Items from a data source
================
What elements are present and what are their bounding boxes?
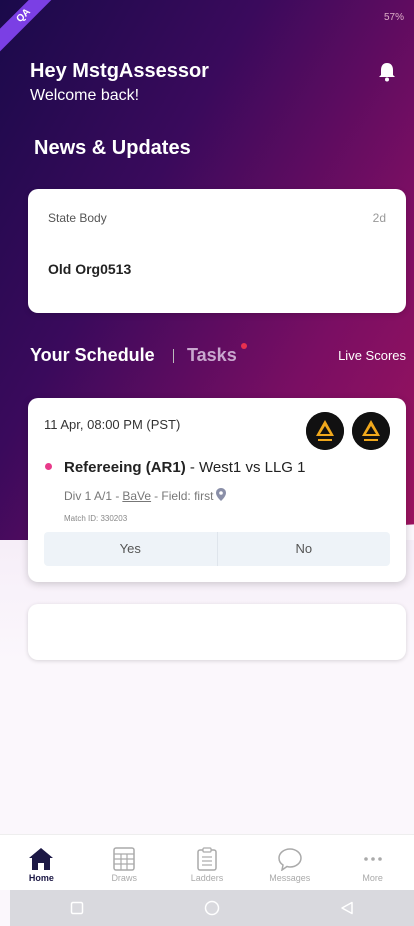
status-dot bbox=[45, 463, 52, 470]
match-division: Div 1 A/1 - bbox=[64, 489, 120, 503]
nav-ladders-label: Ladders bbox=[190, 873, 224, 883]
yes-button[interactable]: Yes bbox=[44, 532, 217, 566]
match-title: Refereeing (AR1) - West1 vs LLG 1 bbox=[64, 459, 305, 476]
empty-card bbox=[28, 604, 406, 660]
news-age: 2d bbox=[372, 211, 386, 225]
news-source: State Body bbox=[48, 211, 107, 225]
team-logo-away bbox=[352, 412, 390, 450]
news-section-title: News & Updates bbox=[34, 137, 191, 159]
match-card[interactable]: 11 Apr, 08:00 PM (PST) Refereeing (AR1) … bbox=[28, 398, 406, 582]
match-teams: - West1 vs LLG 1 bbox=[185, 459, 306, 476]
no-button[interactable]: No bbox=[216, 532, 391, 566]
nav-messages-label: Messages bbox=[269, 873, 311, 883]
battery-level: 57% bbox=[383, 12, 404, 23]
nav-home[interactable]: Home bbox=[0, 835, 83, 890]
page-background bbox=[0, 540, 414, 840]
tab-tasks[interactable]: Tasks bbox=[187, 345, 237, 366]
tab-divider bbox=[173, 349, 174, 363]
match-id: Match ID: 330203 bbox=[64, 514, 128, 523]
greeting-block: Hey MstgAssessor Welcome back! bbox=[30, 60, 209, 105]
back-icon[interactable] bbox=[340, 901, 354, 915]
nav-messages[interactable]: Messages bbox=[248, 835, 331, 890]
draws-icon bbox=[111, 847, 137, 871]
match-meta: Div 1 A/1 - BaVe - Field: first bbox=[64, 488, 227, 504]
nav-more-label: More bbox=[362, 873, 383, 883]
match-role: Refereeing (AR1) bbox=[64, 459, 186, 476]
tasks-notification-dot bbox=[241, 343, 247, 349]
schedule-tabs: Your Schedule Tasks Live Scores bbox=[30, 343, 410, 371]
nav-ladders[interactable]: Ladders bbox=[166, 835, 249, 890]
ladders-icon bbox=[194, 847, 220, 871]
system-navigation-bar bbox=[10, 890, 414, 926]
news-text: Old Org0513 bbox=[48, 261, 132, 277]
tab-your-schedule[interactable]: Your Schedule bbox=[30, 345, 155, 366]
team-logo-home bbox=[306, 412, 344, 450]
availability-actions: Yes No bbox=[44, 532, 390, 566]
recents-icon[interactable] bbox=[70, 901, 84, 915]
nav-draws[interactable]: Draws bbox=[83, 835, 166, 890]
venue-link[interactable]: BaVe bbox=[122, 489, 151, 503]
home-circle-icon[interactable] bbox=[204, 900, 220, 916]
match-datetime: 11 Apr, 08:00 PM (PST) bbox=[44, 417, 181, 432]
greeting-title: Hey MstgAssessor bbox=[30, 60, 209, 82]
messages-icon bbox=[277, 847, 303, 872]
nav-home-label: Home bbox=[28, 873, 54, 883]
status-bar: 57% bbox=[384, 12, 404, 23]
bottom-nav: Home Draws Ladders Messages More bbox=[0, 834, 414, 890]
location-pin-icon[interactable] bbox=[216, 488, 227, 504]
match-field: - Field: first bbox=[154, 489, 214, 503]
greeting-subtitle: Welcome back! bbox=[30, 87, 140, 104]
nav-draws-label: Draws bbox=[111, 873, 137, 883]
news-card[interactable]: State Body 2d Old Org0513 bbox=[28, 189, 406, 313]
nav-more[interactable]: More bbox=[331, 835, 414, 890]
more-icon bbox=[360, 847, 386, 871]
home-icon bbox=[28, 847, 54, 871]
live-scores-link[interactable]: Live Scores bbox=[338, 348, 406, 363]
bell-icon[interactable] bbox=[378, 62, 396, 82]
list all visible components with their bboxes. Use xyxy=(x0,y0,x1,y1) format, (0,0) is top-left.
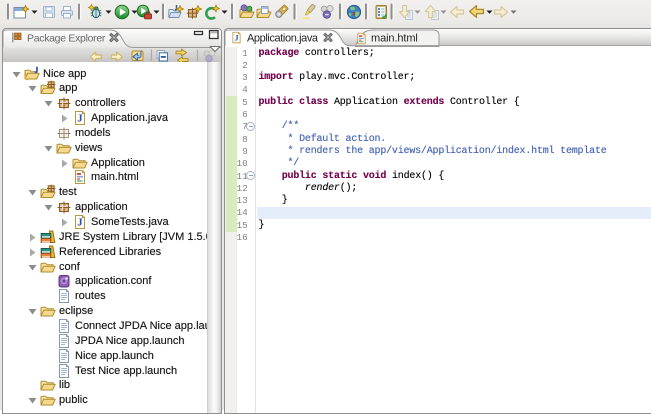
================
Problem statement:
Can you copy the records above verbatim, from the line containing "status-dot bbox=[45, 463, 52, 470]" through the line containing "yes-button[interactable]: Yes bbox=[44, 532, 217, 566]", with both of those lines included?

Written answer:
status-dot bbox=[45, 463, 52, 470]
match-division: Div 1 A/1 - bbox=[64, 489, 120, 503]
nav-ladders-label: Ladders bbox=[190, 873, 224, 883]
yes-button[interactable]: Yes bbox=[44, 532, 217, 566]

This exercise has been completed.